** BEGIN Items **

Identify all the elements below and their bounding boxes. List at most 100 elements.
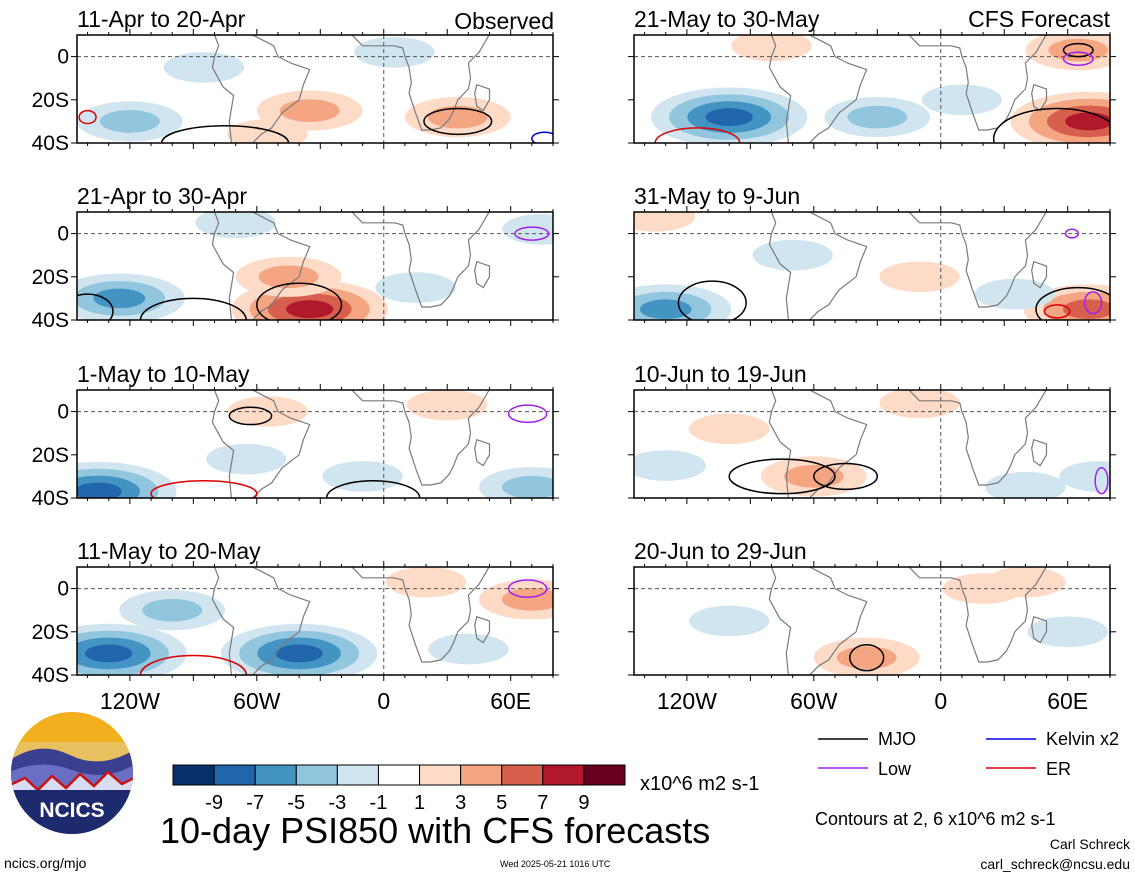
anomaly-shell [227, 119, 308, 143]
madagascar-coast [1031, 615, 1048, 644]
south-america-coast [768, 212, 868, 320]
contour-mjo [77, 293, 114, 320]
contour-mjo [728, 458, 836, 495]
coastlines [205, 35, 491, 143]
coastlines [762, 35, 1048, 143]
author-email: carl_schreck@ncsu.edu [980, 856, 1130, 872]
ncics-logo: NCICS [11, 712, 133, 834]
anomaly-blob [354, 36, 435, 68]
anomaly-shell [1063, 299, 1110, 319]
coastlines [205, 567, 491, 675]
arabia-coast [1032, 535, 1068, 563]
contour-er [78, 109, 97, 125]
colorbar-box [213, 764, 256, 786]
panel-field [634, 358, 1110, 498]
colorbar-box [254, 764, 297, 786]
anomaly-blob [407, 390, 488, 421]
y-tick-label: 20S [32, 89, 69, 112]
y-tick-label: 0 [57, 578, 69, 601]
contour-low [507, 404, 548, 424]
anomaly-shell [501, 475, 553, 498]
panel-field [77, 35, 553, 143]
legend-label-mjo: MJO [878, 729, 916, 749]
legend-label-er: ER [1046, 759, 1071, 779]
panel-frame [76, 566, 554, 676]
anomaly-blob [1025, 35, 1110, 71]
x-tick-label: 60W [790, 688, 838, 714]
y-tick-label: 40S [32, 664, 69, 687]
colorbar-tick-label: -9 [205, 792, 223, 814]
anomaly-shell [752, 239, 833, 271]
arabia-coast [1032, 358, 1068, 386]
anomaly-shell [985, 471, 1066, 498]
coastlines [205, 358, 511, 498]
anomaly-shell [206, 443, 287, 475]
anomaly-shell [1065, 112, 1110, 131]
contour-low [1062, 51, 1094, 66]
anomaly-shell [731, 35, 812, 62]
panel-p5: 21-May to 30-May [628, 6, 1116, 149]
colorbar-tick-label: -3 [328, 792, 346, 814]
anomaly-blob [220, 623, 378, 675]
anomaly-shell [501, 588, 553, 611]
column-label-observed: Observed [454, 8, 554, 34]
anomaly-shell [142, 598, 203, 622]
anomaly-blob [77, 273, 185, 320]
arabia-coast [475, 358, 511, 386]
panel-title: 1-May to 10-May [77, 361, 250, 387]
colorbar-tick-label: 5 [496, 792, 507, 814]
arabia-coast [475, 180, 511, 208]
anomaly-shell [427, 105, 488, 129]
anomaly-blob [163, 52, 245, 83]
africa-coast [351, 567, 490, 663]
y-tick-label: 40S [32, 132, 69, 155]
colorbar-box [295, 764, 338, 786]
legend: MJO Kelvin x2 Low ER [818, 729, 1119, 779]
madagascar-coast [1031, 438, 1048, 467]
panel-title: 10-Jun to 19-Jun [634, 361, 807, 387]
colorbar-tick-label: -5 [287, 792, 305, 814]
contour-low [1094, 467, 1109, 495]
panel-p3: 0 20S 40S 1-May to 10-May [32, 358, 559, 510]
anomaly-blob [478, 579, 553, 620]
logo-text: NCICS [39, 799, 104, 822]
anomaly-blob [227, 119, 308, 143]
anomaly-blob [1027, 616, 1108, 648]
y-tick-label: 20S [32, 621, 69, 644]
y-tick-label: 0 [57, 401, 69, 424]
anomaly-blob [385, 567, 467, 598]
anomaly-blob [974, 278, 1055, 310]
colorbar-box [172, 764, 215, 786]
y-tick-label: 20S [32, 444, 69, 467]
panel-frame [76, 34, 554, 144]
colorbar-box [336, 764, 379, 786]
anomaly-blob [322, 461, 403, 492]
anomaly-shell [428, 633, 509, 665]
colorbar-tick-label: 7 [537, 792, 548, 814]
colorbar-box [377, 764, 421, 786]
contour-mjo [228, 406, 273, 426]
anomaly-shell [974, 278, 1055, 310]
south-america-coast [211, 212, 311, 320]
y-tick-label: 40S [32, 487, 69, 510]
anomaly-blob [119, 590, 226, 631]
anomaly-blob [824, 96, 931, 138]
anomaly-shell [77, 482, 122, 498]
contour-mjo [813, 462, 879, 491]
y-tick-label: 20S [32, 266, 69, 289]
anomaly-blob [634, 212, 696, 232]
contour-kelvin-x2 [531, 131, 553, 143]
anomaly-blob [879, 390, 960, 419]
y-tick-label: 0 [57, 46, 69, 69]
contour-er [1043, 304, 1071, 319]
anomaly-shell [163, 52, 245, 83]
colorbar-box [542, 764, 585, 786]
anomaly-shell [1048, 38, 1109, 62]
anomaly-blob [689, 413, 770, 445]
colorbar-box [501, 764, 544, 786]
anomaly-blob [428, 633, 509, 665]
panel-frame [76, 211, 554, 321]
panel-frame [633, 566, 1111, 676]
panel-p1: 0 20S 40S 11-Apr to 20-Apr [32, 6, 559, 155]
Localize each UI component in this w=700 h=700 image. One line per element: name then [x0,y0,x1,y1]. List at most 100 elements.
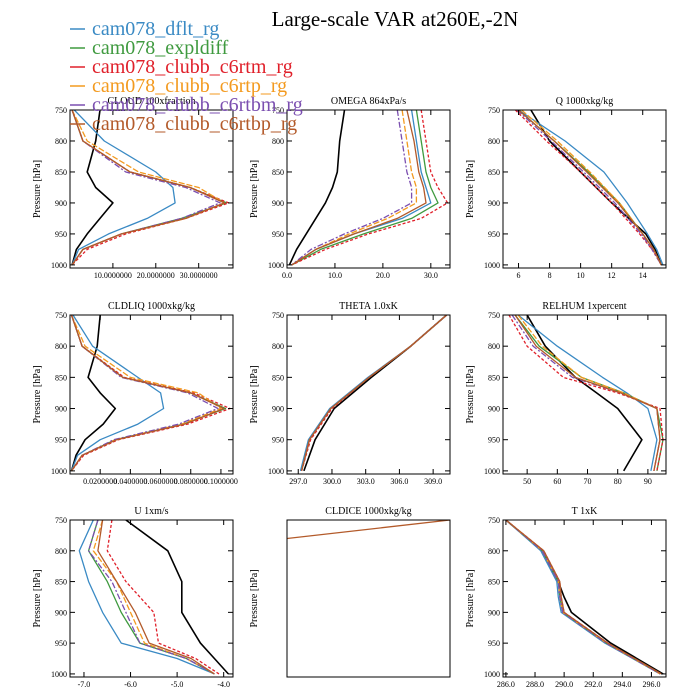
legend-label: cam078_clubb_c6rtp_rg [92,75,287,97]
x-tick-label: 50 [523,477,531,486]
y-axis-label: Pressure [hPa] [465,569,476,627]
y-tick-label: 1000 [484,467,500,476]
y-tick-label: 850 [55,373,67,382]
x-tick-label: 80 [614,477,622,486]
x-tick-label: 8 [548,271,552,280]
series-line [521,110,662,266]
x-tick-label: 60 [553,477,561,486]
x-tick-label: 6 [517,271,521,280]
chart-panel: Q 1000xkg/kg Pressure [hPa] 750 800 850 900 95… [465,96,667,280]
panel-title: Q 1000xkg/kg [556,96,614,107]
panel-title: OMEGA 864xPa/s [331,96,406,107]
plot-frame [286,109,451,269]
legend: cam078_dflt_rgcam078_expldiffcam078_club… [70,18,303,135]
series-line [517,315,661,472]
x-tick-label: 70 [584,477,592,486]
y-tick-label: 1000 [51,261,67,270]
series-line [70,315,165,472]
y-tick-label: 800 [488,547,500,556]
figure-title: Large-scale VAR at260E,-2N [272,7,519,31]
series-line [530,110,663,266]
y-tick-label: 1000 [51,467,67,476]
series-group [288,110,449,266]
series-line [287,520,450,540]
y-axis-label: Pressure [hPa] [249,365,260,423]
series-line [71,110,226,266]
x-tick-label: 0.0 [282,271,292,280]
y-tick-label: 950 [272,230,284,239]
series-line [516,110,662,266]
x-tick-label: 10.0 [328,271,342,280]
series-line [505,520,664,675]
series-line [70,315,227,472]
y-tick-label: 800 [488,137,500,146]
chart-panel: CLOUD 100xfraction Pressure [hPa] 750 800 85… [32,96,234,280]
x-tick-label: 288.0 [526,680,544,689]
series-line [71,110,114,266]
legend-label: cam078_clubb_c6rtbp_rg [92,113,297,135]
panel-title: THETA 1.0xK [339,301,398,312]
series-line [97,520,215,675]
x-tick-label: 0.0400000 [113,477,147,486]
y-tick-label: 950 [55,230,67,239]
y-tick-label: 950 [272,436,284,445]
y-axis-label: Pressure [hPa] [32,160,43,218]
series-line [508,315,664,472]
y-tick-label: 750 [272,106,284,115]
y-axis-label: Pressure [hPa] [249,160,260,218]
x-tick-label: 30.0 [424,271,438,280]
x-tick-label: 14 [639,271,647,280]
series-line [70,315,117,472]
series-group [505,520,664,675]
series-line [70,315,222,472]
y-tick-label: 850 [488,373,500,382]
series-line [300,315,448,472]
series-line [303,315,448,472]
panel-title: U 1xm/s [134,506,168,517]
y-tick-label: 850 [55,168,67,177]
series-line [291,110,413,266]
y-tick-label: 750 [55,516,67,525]
legend-label: cam078_dflt_rg [92,18,219,40]
x-tick-label: 309.0 [424,477,442,486]
panel-title: CLDICE 1000xkg/kg [325,506,411,517]
x-tick-label: -5.0 [171,680,184,689]
series-line [526,315,643,472]
y-tick-label: 950 [488,230,500,239]
series-line [514,315,664,472]
chart-panel: CLDICE 1000xkg/kg Pressure [hPa] [249,506,451,678]
plot-frame [286,314,451,475]
panel-title: CLOUD 100xfraction [107,96,195,107]
y-tick-label: 750 [55,106,67,115]
series-line [291,110,439,266]
y-tick-label: 800 [272,137,284,146]
y-tick-label: 950 [55,639,67,648]
y-tick-label: 1000 [268,467,284,476]
y-tick-label: 800 [55,547,67,556]
chart-panel: RELHUM 1xpercent Pressure [hPa] 750 800 850 9… [465,301,667,486]
series-line [517,315,658,472]
series-line [518,110,662,266]
x-tick-label: 12 [608,271,616,280]
y-tick-label: 850 [272,373,284,382]
y-tick-label: 850 [272,168,284,177]
legend-label: cam078_expldiff [92,37,229,59]
legend-label: cam078_clubb_c6rtm_rg [92,56,293,78]
series-line [299,315,448,472]
series-line [300,315,448,472]
x-tick-label: 0.1000000 [204,477,238,486]
plot-frame [69,519,234,678]
plot-frame [69,109,234,269]
y-tick-label: 750 [272,311,284,320]
x-tick-label: 303.0 [357,477,375,486]
series-line [505,520,662,675]
series-line [78,520,215,675]
y-tick-label: 900 [272,405,284,414]
x-tick-label: 30.0000000 [180,271,218,280]
plot-frame [286,519,451,678]
y-tick-label: 1000 [484,670,500,679]
series-line [300,315,448,472]
x-tick-label: 20.0000000 [137,271,175,280]
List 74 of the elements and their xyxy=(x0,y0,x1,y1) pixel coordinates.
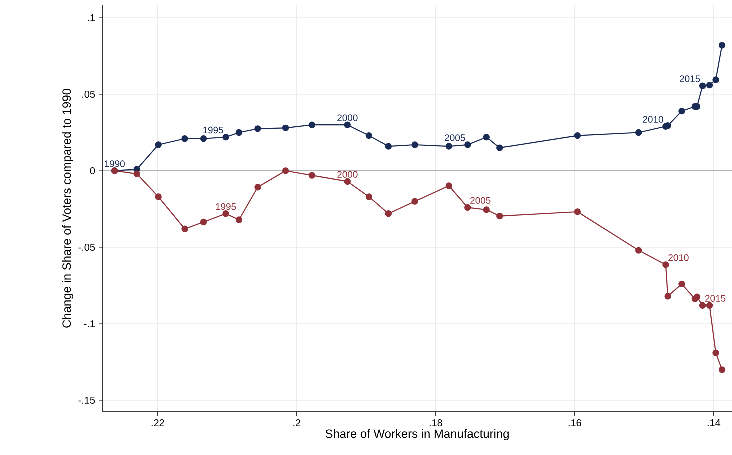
x-tick-label: .18 xyxy=(430,420,442,427)
point xyxy=(385,143,392,150)
point xyxy=(662,262,670,268)
point xyxy=(718,42,726,49)
point xyxy=(694,294,701,300)
point xyxy=(464,204,472,212)
point xyxy=(496,212,504,220)
annotation: 1995 xyxy=(203,126,224,134)
point xyxy=(134,170,140,178)
annotation: 2005 xyxy=(470,197,491,204)
point xyxy=(182,226,188,232)
y-tick-label: .1 xyxy=(88,14,96,22)
point xyxy=(308,122,316,128)
point xyxy=(200,218,208,226)
point xyxy=(678,108,686,115)
x-axis-title: Share of Workers in Manufacturing xyxy=(326,429,509,441)
y-tick-label: -.05 xyxy=(78,244,96,252)
point xyxy=(236,129,243,136)
x-tick-label: .14 xyxy=(708,420,721,426)
x-tick-label: .16 xyxy=(568,420,582,427)
annotation: 1995 xyxy=(216,203,236,210)
point xyxy=(222,210,230,218)
point xyxy=(254,126,262,132)
point xyxy=(574,208,582,216)
point xyxy=(155,194,162,200)
y-axis-title: Change in Share of Voters compared to 1990 xyxy=(62,89,74,328)
point xyxy=(718,366,726,374)
point xyxy=(366,132,373,140)
annotation: 2015 xyxy=(705,295,726,302)
point xyxy=(699,82,706,90)
point xyxy=(412,198,418,205)
point xyxy=(483,134,490,141)
point xyxy=(699,302,706,309)
point xyxy=(574,132,582,140)
point xyxy=(366,194,373,200)
point xyxy=(282,168,290,174)
annotation: 2000 xyxy=(338,114,358,122)
point xyxy=(446,143,452,150)
annotation: 2005 xyxy=(445,134,466,142)
y-tick-label: 0 xyxy=(90,167,96,175)
point xyxy=(236,216,243,224)
point xyxy=(254,184,262,191)
point xyxy=(496,144,504,152)
y-tick-label: .05 xyxy=(82,90,96,98)
point xyxy=(155,142,162,148)
point xyxy=(636,129,642,136)
point xyxy=(464,142,472,148)
point xyxy=(712,350,720,356)
x-tick-label: .2 xyxy=(294,420,301,426)
point xyxy=(344,122,351,128)
annotation: 2015 xyxy=(680,76,700,82)
point xyxy=(412,142,418,148)
point xyxy=(712,76,720,84)
point xyxy=(706,302,714,309)
point xyxy=(706,82,714,89)
point xyxy=(282,124,290,132)
point xyxy=(200,136,208,142)
point xyxy=(636,247,642,254)
point xyxy=(308,172,316,179)
point xyxy=(385,210,392,218)
annotation: 2010 xyxy=(643,116,664,123)
point xyxy=(664,293,672,300)
point xyxy=(182,136,188,142)
y-tick-label: -.1 xyxy=(84,320,96,328)
point xyxy=(344,178,351,186)
annotation: 2010 xyxy=(668,254,689,262)
point xyxy=(483,206,490,214)
point xyxy=(678,280,686,288)
x-tick-label: .22 xyxy=(152,420,164,426)
annotation: 1990 xyxy=(105,160,125,168)
y-tick-label: -.15 xyxy=(78,397,96,404)
point xyxy=(222,134,230,141)
annotation: 2000 xyxy=(338,171,358,178)
point xyxy=(446,182,452,190)
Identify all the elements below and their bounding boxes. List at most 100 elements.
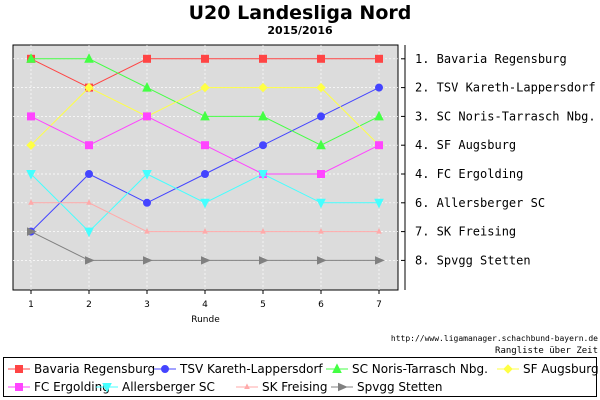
ranking-label-6: 6. Allersberger SC <box>415 196 545 210</box>
legend-label-6: Allersberger SC <box>122 380 215 394</box>
point-1-4 <box>201 54 209 63</box>
point-7-3 <box>144 227 150 234</box>
point-5-7 <box>375 141 383 150</box>
point-4-6 <box>316 82 326 93</box>
point-8-4 <box>201 256 211 265</box>
legend-item-6: Allersberger SC <box>96 378 215 396</box>
point-8-5 <box>259 256 269 265</box>
source-url: http://www.ligamanager.schachbund-bayern… <box>390 334 598 343</box>
point-8-1 <box>27 227 37 236</box>
x-axis-label: Runde <box>191 315 220 325</box>
legend-item-1: Bavaria Regensburg <box>8 360 155 378</box>
point-3-5 <box>258 110 268 121</box>
legend-item-3: SC Noris-Tarrasch Nbg. <box>326 360 488 378</box>
ranking-label-4: 4. SF Augsburg <box>415 138 516 152</box>
point-2-4 <box>201 170 209 178</box>
point-7-7 <box>376 227 382 234</box>
point-6-7 <box>374 198 384 209</box>
chart-title: U20 Landesliga Nord <box>188 2 412 24</box>
x-axis: 1 2 3 4 5 6 7 Runde <box>28 290 382 325</box>
series-2 <box>27 83 383 236</box>
point-2-7 <box>375 83 383 92</box>
point-1-3 <box>143 54 151 63</box>
point-7-2 <box>86 199 92 205</box>
legend-item-5: FC Ergolding <box>8 378 110 396</box>
legend-marker-4 <box>503 364 513 374</box>
legend-item-7: SK Freising <box>236 378 328 396</box>
point-8-2 <box>85 256 95 265</box>
point-1-5 <box>259 54 267 63</box>
legend-swatch-5 <box>8 383 30 391</box>
point-4-5 <box>258 82 268 93</box>
legend-swatch-2 <box>154 365 176 373</box>
point-8-7 <box>375 256 385 265</box>
point-5-1 <box>27 112 35 121</box>
point-7-1 <box>28 199 34 205</box>
x-tick-label-1: 1 <box>28 300 34 310</box>
ranking-label-7: 7. SK Freising <box>415 225 516 239</box>
legend-label-2: TSV Kareth-Lappersdorf <box>180 362 323 376</box>
point-4-1 <box>26 140 36 150</box>
point-3-1 <box>26 53 36 63</box>
legend-marker-8 <box>338 382 348 392</box>
point-8-6 <box>317 256 327 265</box>
legend-marker-3 <box>332 363 342 373</box>
plot-area <box>12 44 399 291</box>
ranking-label-2: 2. TSV Kareth-Lappersdorf <box>415 81 596 95</box>
series-8 <box>27 227 385 265</box>
legend-swatch-6 <box>96 383 118 393</box>
point-7-4 <box>202 227 208 234</box>
point-6-4 <box>200 198 210 209</box>
ranking-label-3: 3. SC Noris-Tarrasch Nbg. <box>415 109 596 123</box>
ranking-label-1: 1. Bavaria Regensburg <box>415 52 567 66</box>
point-1-6 <box>317 54 325 63</box>
ranking-label-5: 4. FC Ergolding <box>415 167 523 181</box>
point-6-2 <box>84 227 94 238</box>
point-6-6 <box>316 198 326 209</box>
legend-label-3: SC Noris-Tarrasch Nbg. <box>352 362 488 376</box>
point-3-2 <box>84 53 94 63</box>
legend-marker-1 <box>15 365 23 373</box>
point-3-4 <box>200 110 210 121</box>
point-2-2 <box>85 170 93 178</box>
x-tick-label-6: 6 <box>318 300 324 310</box>
point-3-3 <box>142 81 152 92</box>
point-7-5 <box>260 227 266 234</box>
chart-subtitle: 2015/2016 <box>267 24 333 37</box>
legend-marker-6 <box>102 383 112 393</box>
point-6-3 <box>142 170 152 180</box>
legend-label-5: FC Ergolding <box>34 380 110 394</box>
point-5-6 <box>317 170 325 178</box>
ranking-axis: 1. Bavaria Regensburg 2. TSV Kareth-Lappe… <box>401 45 596 290</box>
legend-label-1: Bavaria Regensburg <box>34 362 156 376</box>
x-tick-label-5: 5 <box>260 300 266 310</box>
legend-label-4: SF Augsburg <box>523 362 599 376</box>
point-2-6 <box>317 112 325 121</box>
legend-swatch-8 <box>331 382 353 392</box>
point-5-2 <box>85 141 93 150</box>
point-4-2 <box>84 82 94 93</box>
point-2-5 <box>259 141 267 150</box>
point-4-4 <box>200 82 210 93</box>
x-tick-label-3: 3 <box>144 300 150 310</box>
point-3-7 <box>374 110 384 121</box>
series-6 <box>26 170 384 238</box>
legend-swatch-1 <box>8 365 30 373</box>
point-1-7 <box>375 54 383 63</box>
x-tick-label-2: 2 <box>86 300 92 310</box>
point-7-6 <box>318 227 324 234</box>
x-tick-label-7: 7 <box>376 300 382 310</box>
series-7 <box>28 199 382 234</box>
legend-marker-5 <box>15 383 23 391</box>
legend-swatch-7 <box>236 383 258 389</box>
chart-legend: Bavaria Regensburg TSV Kareth-Lappersdorf… <box>3 357 599 397</box>
point-5-4 <box>201 141 209 150</box>
point-2-3 <box>143 198 151 207</box>
legend-label-8: Spvgg Stetten <box>357 380 443 394</box>
legend-label-7: SK Freising <box>262 380 328 394</box>
legend-item-4: SF Augsburg <box>497 360 599 378</box>
series-3 <box>26 53 384 150</box>
legend-item-8: Spvgg Stetten <box>331 378 443 396</box>
point-5-3 <box>143 112 151 121</box>
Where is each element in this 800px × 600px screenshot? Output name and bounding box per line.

** END Items **

*To do:* Copy the entries from the line containing "legend-label: cam078_clubb_c6rtp_rg [92,75,287,97]" through the line containing "x-tick-label: 8 [548,271,552,280]", reproducing each line character for character.

*Solution to this problem:*
legend-label: cam078_clubb_c6rtp_rg [92,75,287,97]
x-tick-label: 50 [523,477,531,486]
y-axis-label: Pressure [hPa] [465,569,476,627]
y-tick-label: 1000 [484,467,500,476]
y-tick-label: 850 [55,373,67,382]
x-tick-label: 80 [614,477,622,486]
x-tick-label: 8 [548,271,552,280]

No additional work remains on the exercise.